* **DIRECTIVE**
With the pictures left out, copy the listing below exactly.

* **SUPPLIED ENTRIES**
========

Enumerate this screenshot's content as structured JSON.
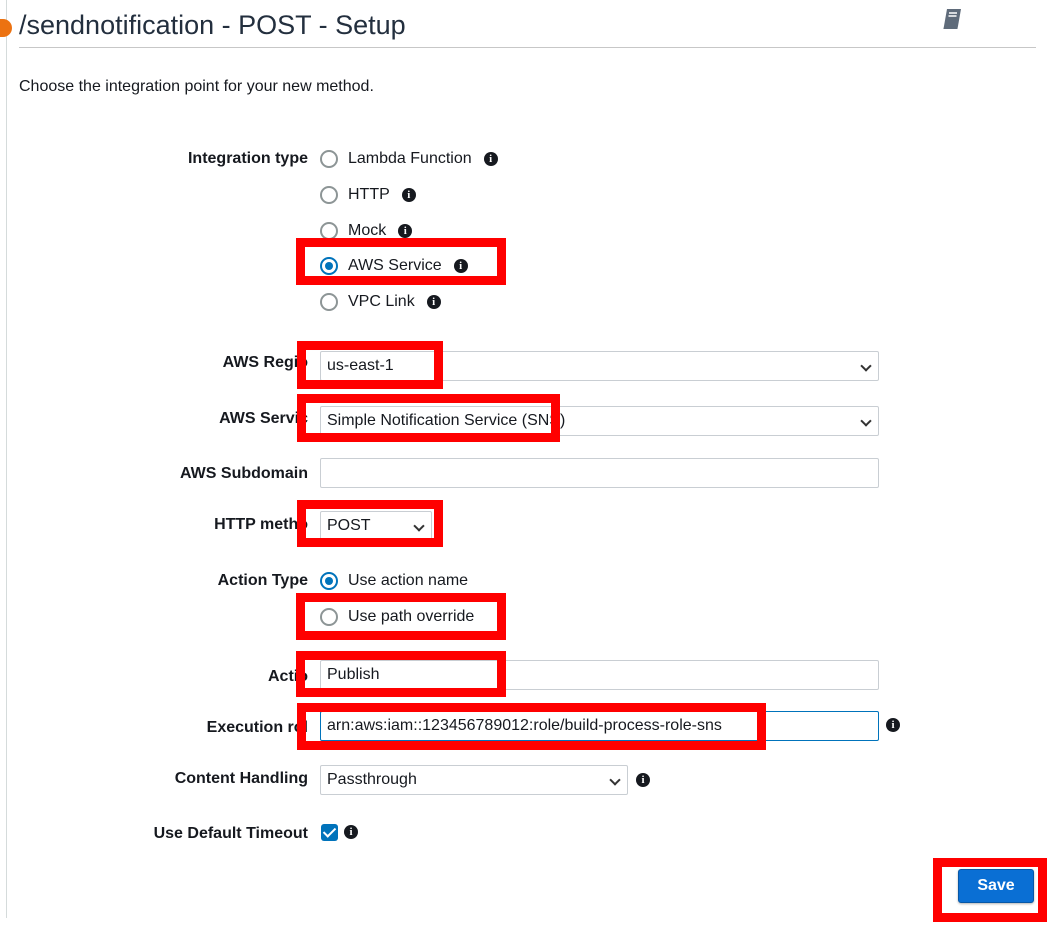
{
  "header": {
    "title": "/sendnotification - POST - Setup",
    "intro": "Choose the integration point for your new method."
  },
  "form": {
    "integration_type": {
      "label": "Integration type",
      "options": [
        "Lambda Function",
        "HTTP",
        "Mock",
        "AWS Service",
        "VPC Link"
      ],
      "selected": "AWS Service"
    },
    "aws_region": {
      "label": "AWS Regio",
      "value": "us-east-1"
    },
    "aws_service": {
      "label": "AWS Servic",
      "value": "Simple Notification Service (SNS)"
    },
    "aws_subdomain": {
      "label": "AWS Subdomain",
      "value": ""
    },
    "http_method": {
      "label": "HTTP metho",
      "value": "POST"
    },
    "action_type": {
      "label": "Action Type",
      "options": [
        "Use action name",
        "Use path override"
      ],
      "selected": "Use action name"
    },
    "action": {
      "label": "Actio",
      "value": "Publish"
    },
    "execution_role": {
      "label": "Execution rol",
      "value": "arn:aws:iam::123456789012:role/build-process-role-sns"
    },
    "content_handling": {
      "label": "Content Handling",
      "value": "Passthrough"
    },
    "use_default_timeout": {
      "label": "Use Default Timeout",
      "checked": true
    }
  },
  "actions": {
    "save_label": "Save"
  },
  "colors": {
    "accent": "#0073bb",
    "highlight": "#ff0000",
    "button": "#0a6fd4"
  },
  "icons": [
    "book-icon",
    "info-icon",
    "chevron-down-icon",
    "checkmark-icon"
  ]
}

========

* **THE COMPLETED TASK**
Enumerate this screenshot's content as structured JSON.
{
  "header": {
    "title": "/sendnotification - POST - Setup",
    "intro": "Choose the integration point for your new method."
  },
  "form": {
    "integration_type": {
      "label": "Integration type",
      "options": [
        "Lambda Function",
        "HTTP",
        "Mock",
        "AWS Service",
        "VPC Link"
      ],
      "selected": "AWS Service"
    },
    "aws_region": {
      "label": "AWS Regio",
      "value": "us-east-1"
    },
    "aws_service": {
      "label": "AWS Servic",
      "value": "Simple Notification Service (SNS)"
    },
    "aws_subdomain": {
      "label": "AWS Subdomain",
      "value": ""
    },
    "http_method": {
      "label": "HTTP metho",
      "value": "POST"
    },
    "action_type": {
      "label": "Action Type",
      "options": [
        "Use action name",
        "Use path override"
      ],
      "selected": "Use action name"
    },
    "action": {
      "label": "Actio",
      "value": "Publish"
    },
    "execution_role": {
      "label": "Execution rol",
      "value": "arn:aws:iam::123456789012:role/build-process-role-sns"
    },
    "content_handling": {
      "label": "Content Handling",
      "value": "Passthrough"
    },
    "use_default_timeout": {
      "label": "Use Default Timeout",
      "checked": true
    }
  },
  "actions": {
    "save_label": "Save"
  },
  "colors": {
    "accent": "#0073bb",
    "highlight": "#ff0000",
    "button": "#0a6fd4"
  },
  "icons": [
    "book-icon",
    "info-icon",
    "chevron-down-icon",
    "checkmark-icon"
  ]
}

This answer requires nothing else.